Stored entries:
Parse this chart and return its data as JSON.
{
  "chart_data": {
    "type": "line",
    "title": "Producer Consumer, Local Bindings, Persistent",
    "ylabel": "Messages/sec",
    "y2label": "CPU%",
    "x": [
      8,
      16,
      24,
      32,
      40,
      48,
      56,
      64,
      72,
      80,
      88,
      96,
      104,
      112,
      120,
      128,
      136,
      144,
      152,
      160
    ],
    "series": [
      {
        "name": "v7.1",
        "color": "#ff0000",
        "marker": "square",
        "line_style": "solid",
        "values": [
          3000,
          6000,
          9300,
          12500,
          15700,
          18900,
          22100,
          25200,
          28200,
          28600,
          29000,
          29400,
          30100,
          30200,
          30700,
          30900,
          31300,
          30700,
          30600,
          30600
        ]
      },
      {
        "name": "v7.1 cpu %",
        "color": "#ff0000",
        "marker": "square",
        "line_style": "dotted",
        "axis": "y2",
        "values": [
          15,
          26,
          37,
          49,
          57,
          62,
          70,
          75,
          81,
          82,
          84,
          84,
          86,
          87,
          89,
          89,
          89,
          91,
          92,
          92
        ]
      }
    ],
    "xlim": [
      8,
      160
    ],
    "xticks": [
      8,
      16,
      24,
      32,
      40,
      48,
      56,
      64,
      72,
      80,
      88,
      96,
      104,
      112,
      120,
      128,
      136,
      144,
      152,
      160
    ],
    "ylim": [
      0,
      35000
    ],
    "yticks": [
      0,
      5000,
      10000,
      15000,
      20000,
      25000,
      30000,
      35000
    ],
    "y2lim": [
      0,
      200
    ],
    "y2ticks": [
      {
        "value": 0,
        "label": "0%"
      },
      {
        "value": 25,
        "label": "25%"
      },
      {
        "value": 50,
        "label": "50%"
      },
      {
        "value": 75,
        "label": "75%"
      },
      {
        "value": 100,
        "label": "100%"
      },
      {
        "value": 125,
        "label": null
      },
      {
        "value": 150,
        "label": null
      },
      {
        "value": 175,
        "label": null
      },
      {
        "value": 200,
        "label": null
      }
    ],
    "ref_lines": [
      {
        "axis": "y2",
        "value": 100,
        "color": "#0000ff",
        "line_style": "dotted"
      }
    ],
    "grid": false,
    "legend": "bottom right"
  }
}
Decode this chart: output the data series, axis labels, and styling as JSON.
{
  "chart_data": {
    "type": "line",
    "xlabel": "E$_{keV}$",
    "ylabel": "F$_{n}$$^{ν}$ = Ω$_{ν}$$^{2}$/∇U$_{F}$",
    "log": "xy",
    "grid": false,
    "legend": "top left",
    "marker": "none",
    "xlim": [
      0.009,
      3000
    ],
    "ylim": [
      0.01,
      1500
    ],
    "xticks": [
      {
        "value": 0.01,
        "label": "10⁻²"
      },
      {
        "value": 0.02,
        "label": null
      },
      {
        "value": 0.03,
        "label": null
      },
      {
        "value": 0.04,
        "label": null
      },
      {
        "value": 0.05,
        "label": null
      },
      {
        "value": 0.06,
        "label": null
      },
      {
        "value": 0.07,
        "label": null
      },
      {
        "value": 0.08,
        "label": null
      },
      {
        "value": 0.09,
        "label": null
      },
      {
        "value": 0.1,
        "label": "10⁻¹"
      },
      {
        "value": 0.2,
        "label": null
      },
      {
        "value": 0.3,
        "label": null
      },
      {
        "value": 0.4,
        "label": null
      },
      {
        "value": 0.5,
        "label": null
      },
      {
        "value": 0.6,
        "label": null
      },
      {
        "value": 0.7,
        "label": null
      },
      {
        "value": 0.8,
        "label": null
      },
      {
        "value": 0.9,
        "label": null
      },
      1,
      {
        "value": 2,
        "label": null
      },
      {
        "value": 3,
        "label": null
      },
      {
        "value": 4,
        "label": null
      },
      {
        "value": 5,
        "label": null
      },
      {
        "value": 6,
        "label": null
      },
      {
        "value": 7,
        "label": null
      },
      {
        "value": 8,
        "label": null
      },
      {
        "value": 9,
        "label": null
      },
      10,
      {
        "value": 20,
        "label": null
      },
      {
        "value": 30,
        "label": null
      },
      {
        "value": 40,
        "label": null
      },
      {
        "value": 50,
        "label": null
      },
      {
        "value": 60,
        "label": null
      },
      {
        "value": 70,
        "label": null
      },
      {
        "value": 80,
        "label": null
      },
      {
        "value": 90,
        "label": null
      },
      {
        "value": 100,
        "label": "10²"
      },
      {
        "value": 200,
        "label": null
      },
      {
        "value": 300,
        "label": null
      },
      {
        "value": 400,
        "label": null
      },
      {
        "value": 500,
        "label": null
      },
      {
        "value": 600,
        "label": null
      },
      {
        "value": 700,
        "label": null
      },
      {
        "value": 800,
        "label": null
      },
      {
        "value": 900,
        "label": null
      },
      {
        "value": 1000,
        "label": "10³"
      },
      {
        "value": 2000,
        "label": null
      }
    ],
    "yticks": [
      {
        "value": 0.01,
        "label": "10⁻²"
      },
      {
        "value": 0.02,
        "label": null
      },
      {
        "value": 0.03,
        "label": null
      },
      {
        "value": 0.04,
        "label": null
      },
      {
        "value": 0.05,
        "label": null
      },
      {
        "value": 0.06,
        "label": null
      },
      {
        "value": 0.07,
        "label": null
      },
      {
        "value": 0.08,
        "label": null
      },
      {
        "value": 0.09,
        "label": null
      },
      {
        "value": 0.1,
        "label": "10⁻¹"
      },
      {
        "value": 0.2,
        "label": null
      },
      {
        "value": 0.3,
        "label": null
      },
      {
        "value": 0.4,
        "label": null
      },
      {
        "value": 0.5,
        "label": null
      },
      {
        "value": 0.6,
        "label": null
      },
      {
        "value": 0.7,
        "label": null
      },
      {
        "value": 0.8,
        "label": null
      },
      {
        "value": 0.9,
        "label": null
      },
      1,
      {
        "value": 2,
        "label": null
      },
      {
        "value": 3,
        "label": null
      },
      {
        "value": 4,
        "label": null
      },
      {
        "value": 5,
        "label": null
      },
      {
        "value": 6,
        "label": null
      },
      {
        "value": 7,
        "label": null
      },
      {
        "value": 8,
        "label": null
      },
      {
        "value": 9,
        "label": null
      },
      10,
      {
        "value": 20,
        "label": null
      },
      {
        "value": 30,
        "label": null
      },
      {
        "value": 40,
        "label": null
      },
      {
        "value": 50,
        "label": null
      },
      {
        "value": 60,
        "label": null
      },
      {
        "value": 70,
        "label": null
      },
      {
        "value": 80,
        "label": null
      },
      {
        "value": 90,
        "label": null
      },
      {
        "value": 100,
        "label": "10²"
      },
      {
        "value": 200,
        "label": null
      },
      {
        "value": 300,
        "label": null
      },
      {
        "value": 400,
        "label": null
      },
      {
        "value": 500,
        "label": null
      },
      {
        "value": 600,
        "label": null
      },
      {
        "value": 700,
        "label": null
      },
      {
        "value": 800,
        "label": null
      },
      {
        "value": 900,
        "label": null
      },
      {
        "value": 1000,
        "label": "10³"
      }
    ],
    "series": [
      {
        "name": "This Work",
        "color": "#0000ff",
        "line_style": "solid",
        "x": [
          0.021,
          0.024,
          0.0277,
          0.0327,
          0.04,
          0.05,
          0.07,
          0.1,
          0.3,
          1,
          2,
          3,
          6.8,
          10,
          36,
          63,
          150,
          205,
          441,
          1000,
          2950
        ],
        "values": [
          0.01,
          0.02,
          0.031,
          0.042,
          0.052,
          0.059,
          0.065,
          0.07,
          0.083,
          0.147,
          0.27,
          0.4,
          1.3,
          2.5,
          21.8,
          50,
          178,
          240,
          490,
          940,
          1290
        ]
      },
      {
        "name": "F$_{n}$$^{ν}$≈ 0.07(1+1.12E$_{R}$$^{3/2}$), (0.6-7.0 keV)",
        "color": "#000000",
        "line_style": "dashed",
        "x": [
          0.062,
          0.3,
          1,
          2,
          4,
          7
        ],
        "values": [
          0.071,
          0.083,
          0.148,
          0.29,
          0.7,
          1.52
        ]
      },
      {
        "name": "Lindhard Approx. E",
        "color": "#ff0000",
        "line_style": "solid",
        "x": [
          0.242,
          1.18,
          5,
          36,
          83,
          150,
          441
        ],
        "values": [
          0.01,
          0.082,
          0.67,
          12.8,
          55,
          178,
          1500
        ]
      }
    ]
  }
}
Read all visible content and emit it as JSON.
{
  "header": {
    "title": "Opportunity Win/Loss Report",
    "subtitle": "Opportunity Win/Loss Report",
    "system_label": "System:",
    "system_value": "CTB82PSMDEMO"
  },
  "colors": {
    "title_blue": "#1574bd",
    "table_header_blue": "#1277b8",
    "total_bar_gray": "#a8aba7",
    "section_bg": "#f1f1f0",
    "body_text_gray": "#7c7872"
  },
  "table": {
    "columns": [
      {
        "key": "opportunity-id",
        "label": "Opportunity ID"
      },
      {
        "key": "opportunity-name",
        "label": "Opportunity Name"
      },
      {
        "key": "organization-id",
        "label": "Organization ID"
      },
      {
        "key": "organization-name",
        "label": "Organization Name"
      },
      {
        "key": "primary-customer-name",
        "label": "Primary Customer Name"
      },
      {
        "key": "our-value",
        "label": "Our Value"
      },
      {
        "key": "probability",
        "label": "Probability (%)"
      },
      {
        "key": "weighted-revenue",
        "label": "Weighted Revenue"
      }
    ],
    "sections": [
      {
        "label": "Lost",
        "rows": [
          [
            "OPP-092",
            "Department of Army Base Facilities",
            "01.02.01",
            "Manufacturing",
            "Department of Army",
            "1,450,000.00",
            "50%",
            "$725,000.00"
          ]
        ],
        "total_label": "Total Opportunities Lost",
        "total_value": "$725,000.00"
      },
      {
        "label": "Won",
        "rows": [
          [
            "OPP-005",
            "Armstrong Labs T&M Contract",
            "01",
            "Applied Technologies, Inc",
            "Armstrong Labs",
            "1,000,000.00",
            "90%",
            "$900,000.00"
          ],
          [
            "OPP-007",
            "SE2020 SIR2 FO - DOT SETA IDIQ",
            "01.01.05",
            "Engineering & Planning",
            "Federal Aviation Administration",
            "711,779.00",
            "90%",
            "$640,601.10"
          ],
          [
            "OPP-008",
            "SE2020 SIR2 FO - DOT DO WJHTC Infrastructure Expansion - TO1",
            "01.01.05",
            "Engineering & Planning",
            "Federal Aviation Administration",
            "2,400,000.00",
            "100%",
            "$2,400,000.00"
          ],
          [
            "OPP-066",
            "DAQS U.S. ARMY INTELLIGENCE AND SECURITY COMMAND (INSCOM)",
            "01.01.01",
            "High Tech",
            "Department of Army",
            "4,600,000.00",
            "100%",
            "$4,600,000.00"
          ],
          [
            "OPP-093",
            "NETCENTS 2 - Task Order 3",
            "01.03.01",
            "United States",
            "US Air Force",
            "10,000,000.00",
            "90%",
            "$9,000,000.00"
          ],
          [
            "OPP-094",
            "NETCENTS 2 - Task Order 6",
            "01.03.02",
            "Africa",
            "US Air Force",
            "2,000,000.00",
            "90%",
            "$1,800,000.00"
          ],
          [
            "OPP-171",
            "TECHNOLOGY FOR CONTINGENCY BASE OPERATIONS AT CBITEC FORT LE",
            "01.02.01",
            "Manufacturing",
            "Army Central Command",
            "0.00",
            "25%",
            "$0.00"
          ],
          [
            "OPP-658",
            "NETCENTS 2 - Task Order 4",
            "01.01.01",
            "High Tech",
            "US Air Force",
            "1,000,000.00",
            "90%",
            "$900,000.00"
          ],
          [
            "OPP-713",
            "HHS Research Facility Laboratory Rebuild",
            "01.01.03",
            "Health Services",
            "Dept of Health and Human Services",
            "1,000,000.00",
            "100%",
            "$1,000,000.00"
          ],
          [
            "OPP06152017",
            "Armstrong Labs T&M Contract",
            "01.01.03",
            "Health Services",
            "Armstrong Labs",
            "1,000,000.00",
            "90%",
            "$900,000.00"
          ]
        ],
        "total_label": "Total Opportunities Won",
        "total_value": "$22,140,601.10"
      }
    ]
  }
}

WHAT TO PRODUCE:
A line counts if it holds the word "dotted". Work out how many lines in the listing count, and give only that number.

EXERCISE RESULT:
2